* **Exercise task**: How many lines of these entries hold the string "JSON"? Reply with the number alone.

* **Exercise data**:
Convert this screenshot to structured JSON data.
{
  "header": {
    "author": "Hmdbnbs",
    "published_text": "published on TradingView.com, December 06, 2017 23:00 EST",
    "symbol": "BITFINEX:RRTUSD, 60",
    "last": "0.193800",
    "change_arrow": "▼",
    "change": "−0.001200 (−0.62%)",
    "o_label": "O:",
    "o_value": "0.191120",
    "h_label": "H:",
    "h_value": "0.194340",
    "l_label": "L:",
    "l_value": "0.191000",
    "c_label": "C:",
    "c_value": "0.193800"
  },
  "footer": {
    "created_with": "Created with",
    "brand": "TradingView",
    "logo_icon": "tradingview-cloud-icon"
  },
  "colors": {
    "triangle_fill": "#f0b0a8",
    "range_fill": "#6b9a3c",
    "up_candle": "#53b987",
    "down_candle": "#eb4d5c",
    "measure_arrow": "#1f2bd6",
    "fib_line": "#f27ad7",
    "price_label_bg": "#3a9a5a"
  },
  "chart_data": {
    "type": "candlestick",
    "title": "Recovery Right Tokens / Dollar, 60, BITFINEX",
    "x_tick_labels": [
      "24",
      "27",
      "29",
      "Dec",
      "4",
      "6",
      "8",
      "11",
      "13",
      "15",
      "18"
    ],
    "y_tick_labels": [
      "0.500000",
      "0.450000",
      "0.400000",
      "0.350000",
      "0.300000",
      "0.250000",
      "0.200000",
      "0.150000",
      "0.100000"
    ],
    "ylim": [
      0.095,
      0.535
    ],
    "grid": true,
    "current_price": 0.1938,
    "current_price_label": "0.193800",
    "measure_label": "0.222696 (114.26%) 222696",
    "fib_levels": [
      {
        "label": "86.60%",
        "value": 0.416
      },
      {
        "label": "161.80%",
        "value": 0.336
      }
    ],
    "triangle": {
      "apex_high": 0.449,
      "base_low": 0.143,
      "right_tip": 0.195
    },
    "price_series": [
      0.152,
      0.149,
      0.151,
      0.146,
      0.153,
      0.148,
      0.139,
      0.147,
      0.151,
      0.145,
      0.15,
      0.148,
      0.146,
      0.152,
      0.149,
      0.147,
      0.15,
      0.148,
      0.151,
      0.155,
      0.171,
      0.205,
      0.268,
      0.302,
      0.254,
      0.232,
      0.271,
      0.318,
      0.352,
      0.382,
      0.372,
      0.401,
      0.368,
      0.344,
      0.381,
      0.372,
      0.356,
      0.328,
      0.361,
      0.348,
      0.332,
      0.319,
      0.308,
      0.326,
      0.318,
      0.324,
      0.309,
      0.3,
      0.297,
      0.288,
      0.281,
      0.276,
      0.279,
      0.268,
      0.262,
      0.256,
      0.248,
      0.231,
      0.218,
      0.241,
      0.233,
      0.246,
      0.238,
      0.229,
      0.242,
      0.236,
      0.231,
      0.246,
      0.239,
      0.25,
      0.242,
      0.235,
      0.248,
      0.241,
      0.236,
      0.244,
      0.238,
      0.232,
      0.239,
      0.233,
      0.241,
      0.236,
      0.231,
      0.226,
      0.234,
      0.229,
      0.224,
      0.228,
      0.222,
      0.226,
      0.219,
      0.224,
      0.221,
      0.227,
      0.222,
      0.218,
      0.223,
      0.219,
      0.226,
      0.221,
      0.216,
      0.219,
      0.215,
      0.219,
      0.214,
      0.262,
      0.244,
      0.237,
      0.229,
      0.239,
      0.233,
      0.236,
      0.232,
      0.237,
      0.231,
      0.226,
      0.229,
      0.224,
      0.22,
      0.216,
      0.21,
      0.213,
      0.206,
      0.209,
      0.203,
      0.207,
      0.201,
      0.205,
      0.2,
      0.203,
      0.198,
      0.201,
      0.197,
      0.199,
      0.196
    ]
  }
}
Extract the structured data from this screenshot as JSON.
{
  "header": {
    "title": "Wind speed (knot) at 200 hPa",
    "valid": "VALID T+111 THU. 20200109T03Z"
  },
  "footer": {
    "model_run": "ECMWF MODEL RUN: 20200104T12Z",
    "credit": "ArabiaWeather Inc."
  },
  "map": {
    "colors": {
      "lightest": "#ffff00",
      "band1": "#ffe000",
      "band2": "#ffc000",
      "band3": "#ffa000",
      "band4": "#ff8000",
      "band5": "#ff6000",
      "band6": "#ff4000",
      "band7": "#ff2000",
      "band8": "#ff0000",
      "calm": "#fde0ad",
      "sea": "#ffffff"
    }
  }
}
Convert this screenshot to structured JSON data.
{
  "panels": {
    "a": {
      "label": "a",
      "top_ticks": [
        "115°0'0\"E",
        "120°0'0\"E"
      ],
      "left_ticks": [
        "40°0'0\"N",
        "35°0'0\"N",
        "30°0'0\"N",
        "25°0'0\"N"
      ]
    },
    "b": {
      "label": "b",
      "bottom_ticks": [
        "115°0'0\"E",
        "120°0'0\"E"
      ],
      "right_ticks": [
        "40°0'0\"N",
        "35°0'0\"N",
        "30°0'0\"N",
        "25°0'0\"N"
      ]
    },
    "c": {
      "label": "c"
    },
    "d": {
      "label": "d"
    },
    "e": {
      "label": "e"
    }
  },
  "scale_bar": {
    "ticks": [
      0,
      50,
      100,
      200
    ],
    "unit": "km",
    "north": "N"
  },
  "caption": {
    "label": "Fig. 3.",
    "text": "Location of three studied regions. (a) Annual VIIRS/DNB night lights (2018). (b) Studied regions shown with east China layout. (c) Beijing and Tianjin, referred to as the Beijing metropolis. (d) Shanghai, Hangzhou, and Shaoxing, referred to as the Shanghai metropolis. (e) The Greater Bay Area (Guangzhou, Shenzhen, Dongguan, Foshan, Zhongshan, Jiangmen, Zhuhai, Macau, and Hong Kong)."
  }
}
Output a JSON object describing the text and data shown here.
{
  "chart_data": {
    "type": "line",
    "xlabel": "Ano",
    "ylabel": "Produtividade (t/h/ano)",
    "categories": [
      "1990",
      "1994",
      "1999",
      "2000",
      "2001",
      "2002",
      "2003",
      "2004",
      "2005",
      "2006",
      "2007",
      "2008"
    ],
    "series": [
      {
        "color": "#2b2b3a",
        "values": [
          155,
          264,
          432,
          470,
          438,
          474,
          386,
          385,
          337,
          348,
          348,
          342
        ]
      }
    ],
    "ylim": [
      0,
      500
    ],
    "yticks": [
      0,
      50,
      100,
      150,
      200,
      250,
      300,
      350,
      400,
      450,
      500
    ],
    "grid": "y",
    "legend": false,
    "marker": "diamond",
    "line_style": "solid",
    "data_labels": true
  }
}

* **Response**: 4